Desafio 1 -
De acordo com o texto sobre a política chilena, qual porcentagem dos chilenos aprovou a elaboração de uma nova Constituição no chamado "plebiscito de entrada"?
Desafio 2 -
Prossiga o texto sobre as eleições chilenas a partir do ponto em que ele se encerra.

Passagem fornecida -
'''

O governo e os partidos de direita que apoiam Sebastian Piñera foram os grandes derrotados. Arrogantes, eles correm o risco de não alcançar o quórum mínimo de um terço dos assentos necessários para influir ou vetar as decisões da maioria, passando a beirar a irrelevância. Ao mesmo tempo, nada garante que o bloco majoritário dos independentes, aliado aos partidos tradicionais de centro-esquerda, forme uma sólida maioria. O país se encontra, portanto, naquela situação em que a velha ordem está em vias de desaparecer e a nova ainda não disse a que veio. De concreto, o que se pode afirmar é que as mobilizações de 2019 trouxeram de volta a incerteza democrática para o centro da cena política. É muito difícil prever em que tudo isso vai dar. O certo é que o regime de amplos consensos em torno do modelo neoliberal implantado pela constituição autoritária de Pinochet ficou definitivamente para trás.

O Chile moderno nasceu dos anos de resistência à ditadura que ficaram marcados, em sua fase final, pela vitória dos partidos de centro-esquerda no plebiscito sucessório de 1988, que foi o último recurso da ditadura para tentar legitimar o regime autoritário e conferir a Pinochet mais oito anos de permanência no poder. A vitória do NO defendido pelos partidos que viriam a governar o Chile de 1990 a 2010 deu origem à moderna etapa da história política chilena, que agora se encerra definitivamente nessas eleições.

A exemplo do que aconteceu há 30 anos, as eleições desse final de semana foram antecedidas por um plebiscito, previsto no Acordo pela Paz Social e a Nova Constituição. Assinado pelos partidos do governo e da oposição – com a exceção do Partido Comunista do Chile (PCCh) e de outras agremiações menores –, o Acordo visou recuperar a iniciativa dos partidos políticos das mãos dos movimentos sociais que tomaram a dianteira dos protestos de rua em 2019. O cerne do Acordo consistia na elaboração de uma nova Constituição, proposta que obteve a aprovação de 80% dos chilenos no chamado “plebiscito de entrada”, de 25 de outubro daquele ano. No mesmo plebiscito os chilenos votaram favoravelmente à convocação de uma convenção paritária e independente para redigir, no prazo de nove meses, prorrogáveis por mais três, a nova Constituição do país. O próximo presidente a ser eleito em novembro de 2021 tomará posse e governará o país a partir de março de 2022 com uma nova Constituição.

O adeus à Constituição autoritária de Pinochet acabou se convertendo na principal reivindicação dos protestos massivos que tomaram conta do país em 2019 e ficaram conhecidos como estallidos sociais. Iniciado por estudantes de classe média ao pular as catracas das estações de metrô como forma de protesto pelo aumento das passagens de trem, o movimento se ampliou para as classes populares e se radicalizou em razão da truculência do governo Piñera, o que levou à morte dezenas de manifestantes e causou ferimentos graves em centenas de outros. O sentimento de indignação que tomou conta do Chile voltou-se contra o governo, mas não poupou os partidos tradicionais, inclusive da esquerda e da centro-esquerda. Os resultados das urnas desse final de semana são uma decorrência daquelas manifestações, e expressam a crise de representação dos partidos tradicionais.

'''

Trechos de dados -
'''

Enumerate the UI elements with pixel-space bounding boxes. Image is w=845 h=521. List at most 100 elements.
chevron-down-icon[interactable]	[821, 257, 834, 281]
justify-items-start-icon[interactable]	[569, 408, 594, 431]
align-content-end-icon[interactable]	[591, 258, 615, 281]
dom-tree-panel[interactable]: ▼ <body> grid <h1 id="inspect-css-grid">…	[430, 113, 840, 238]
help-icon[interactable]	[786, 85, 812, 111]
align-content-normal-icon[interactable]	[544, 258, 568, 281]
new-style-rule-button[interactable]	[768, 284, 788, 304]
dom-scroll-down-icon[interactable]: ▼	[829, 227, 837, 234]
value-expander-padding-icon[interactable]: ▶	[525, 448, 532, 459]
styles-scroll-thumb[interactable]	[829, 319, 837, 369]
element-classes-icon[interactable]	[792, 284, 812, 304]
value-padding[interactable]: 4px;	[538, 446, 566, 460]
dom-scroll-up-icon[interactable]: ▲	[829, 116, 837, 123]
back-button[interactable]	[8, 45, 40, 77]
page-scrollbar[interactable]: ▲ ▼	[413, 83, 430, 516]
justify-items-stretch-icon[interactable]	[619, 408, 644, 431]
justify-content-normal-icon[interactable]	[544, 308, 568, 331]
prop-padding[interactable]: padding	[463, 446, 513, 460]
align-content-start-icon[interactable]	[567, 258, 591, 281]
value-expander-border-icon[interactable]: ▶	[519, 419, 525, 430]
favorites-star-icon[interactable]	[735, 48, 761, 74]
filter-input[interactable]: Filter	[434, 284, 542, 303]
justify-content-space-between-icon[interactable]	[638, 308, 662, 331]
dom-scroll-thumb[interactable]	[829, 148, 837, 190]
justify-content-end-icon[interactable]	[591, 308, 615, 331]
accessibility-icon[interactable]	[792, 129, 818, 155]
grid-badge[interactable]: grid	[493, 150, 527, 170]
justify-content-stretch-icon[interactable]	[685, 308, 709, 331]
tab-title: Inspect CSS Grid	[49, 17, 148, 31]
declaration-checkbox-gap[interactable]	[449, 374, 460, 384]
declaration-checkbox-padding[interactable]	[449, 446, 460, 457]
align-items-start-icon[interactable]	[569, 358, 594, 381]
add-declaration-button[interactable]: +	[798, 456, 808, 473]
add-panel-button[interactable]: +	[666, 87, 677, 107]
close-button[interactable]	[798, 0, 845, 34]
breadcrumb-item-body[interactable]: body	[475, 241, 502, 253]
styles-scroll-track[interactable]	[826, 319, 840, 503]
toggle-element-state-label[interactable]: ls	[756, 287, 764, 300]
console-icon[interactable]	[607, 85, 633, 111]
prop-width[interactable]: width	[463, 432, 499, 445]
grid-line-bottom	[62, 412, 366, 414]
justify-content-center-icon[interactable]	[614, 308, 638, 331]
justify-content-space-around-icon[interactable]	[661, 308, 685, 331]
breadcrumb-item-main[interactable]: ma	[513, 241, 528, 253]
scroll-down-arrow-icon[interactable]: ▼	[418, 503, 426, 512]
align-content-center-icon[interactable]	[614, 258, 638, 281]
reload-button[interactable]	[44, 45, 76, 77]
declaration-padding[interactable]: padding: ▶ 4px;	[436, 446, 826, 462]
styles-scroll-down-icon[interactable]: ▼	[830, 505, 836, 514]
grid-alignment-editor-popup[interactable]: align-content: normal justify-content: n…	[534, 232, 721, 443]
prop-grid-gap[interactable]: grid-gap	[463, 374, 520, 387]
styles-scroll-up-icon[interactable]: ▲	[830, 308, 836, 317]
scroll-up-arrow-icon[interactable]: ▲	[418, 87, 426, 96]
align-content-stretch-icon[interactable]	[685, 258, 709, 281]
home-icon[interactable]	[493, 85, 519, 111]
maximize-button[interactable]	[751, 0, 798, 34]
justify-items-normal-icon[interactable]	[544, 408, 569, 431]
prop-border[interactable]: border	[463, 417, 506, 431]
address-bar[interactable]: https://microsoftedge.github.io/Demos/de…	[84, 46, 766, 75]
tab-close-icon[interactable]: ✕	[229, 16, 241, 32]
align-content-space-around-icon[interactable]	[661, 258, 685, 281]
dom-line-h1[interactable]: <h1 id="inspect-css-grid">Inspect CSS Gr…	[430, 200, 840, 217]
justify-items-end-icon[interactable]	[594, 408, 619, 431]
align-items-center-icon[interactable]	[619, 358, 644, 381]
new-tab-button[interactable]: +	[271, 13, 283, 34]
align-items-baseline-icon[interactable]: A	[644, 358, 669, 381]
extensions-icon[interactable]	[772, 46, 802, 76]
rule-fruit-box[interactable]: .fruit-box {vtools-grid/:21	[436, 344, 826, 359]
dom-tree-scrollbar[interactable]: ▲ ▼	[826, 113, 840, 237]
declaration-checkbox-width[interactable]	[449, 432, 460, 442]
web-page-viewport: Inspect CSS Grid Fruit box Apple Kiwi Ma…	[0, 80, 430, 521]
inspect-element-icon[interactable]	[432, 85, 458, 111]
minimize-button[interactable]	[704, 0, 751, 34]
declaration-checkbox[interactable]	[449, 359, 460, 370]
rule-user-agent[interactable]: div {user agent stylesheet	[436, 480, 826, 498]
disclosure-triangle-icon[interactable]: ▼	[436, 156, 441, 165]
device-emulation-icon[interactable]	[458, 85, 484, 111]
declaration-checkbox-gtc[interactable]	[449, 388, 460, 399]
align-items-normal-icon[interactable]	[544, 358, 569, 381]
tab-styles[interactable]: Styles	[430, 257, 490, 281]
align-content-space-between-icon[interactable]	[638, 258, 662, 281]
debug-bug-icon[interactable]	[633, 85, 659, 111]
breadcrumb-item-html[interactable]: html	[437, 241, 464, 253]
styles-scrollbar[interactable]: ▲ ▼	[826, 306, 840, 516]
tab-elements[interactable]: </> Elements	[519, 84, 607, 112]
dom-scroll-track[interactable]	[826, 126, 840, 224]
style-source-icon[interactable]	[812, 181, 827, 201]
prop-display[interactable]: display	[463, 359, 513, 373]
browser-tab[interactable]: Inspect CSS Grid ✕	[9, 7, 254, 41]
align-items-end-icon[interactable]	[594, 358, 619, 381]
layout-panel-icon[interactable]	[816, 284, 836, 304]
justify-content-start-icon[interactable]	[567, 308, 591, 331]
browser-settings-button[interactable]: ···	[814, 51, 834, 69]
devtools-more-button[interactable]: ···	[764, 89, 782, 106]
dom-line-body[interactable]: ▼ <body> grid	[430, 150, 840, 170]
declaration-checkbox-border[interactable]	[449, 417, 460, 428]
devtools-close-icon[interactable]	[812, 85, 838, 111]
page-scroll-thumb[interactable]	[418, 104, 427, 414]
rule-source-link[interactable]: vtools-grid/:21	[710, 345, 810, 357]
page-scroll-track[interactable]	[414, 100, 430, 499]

'''

Resposta escrita 1 -
80% dos chilenos.

Resposta escrita 2 -
O Chile que emerge dos estallidos sociais é outro país, e as esquerdas têm dificuldade em interpretar a nova situação. Chamei de “progressismo resignado” o progressismo suis generis que chegou ao poder com a redemocratização chilena. Entre 1990 e 2010, o arranjo político entre socialistas moderados e cristãos conservadores nunca deu conta de atender a principal demanda da população chilena, especialmente das classes trabalhadoras, mas também dos aposentados, das mulheres, dos estudantes, dos ambientalistas e dos povos originários no sentido de fazer a superação do modelo herdado da Constituição autoritária de Pinochet, de 1980. Antes de mudá-la substancialmente, as reformas realizadas ao longo desses anos acabaram por legitimá-la.

Enquanto as experiências progressistas dos demais países latino-americanos nasceram do confronto propositivo com a agenda neoliberal, forjando um programa político baseado no desenvolvimento econômico com geração de emprego e renda, na integração regional, na defesa das empresas estatais nos setores estratégicos e do caráter público de serviços de previdência, educação, saúde e seguridade social, o progressismo chileno se resignou em fazer a gestão do neoliberalismo, evitando confrontos abertos que pudessem colocar em risco a democracia. A Concertación manteve intacto o preceito constitucional do estado mínimo e subsidiário, pilar do modelo estabelecido pela Constituição neoliberal, proclive aos interesses do capital nacional e das empresas transnacionais. O castigo veio com os estallidos sociais e os resultados eleitorais.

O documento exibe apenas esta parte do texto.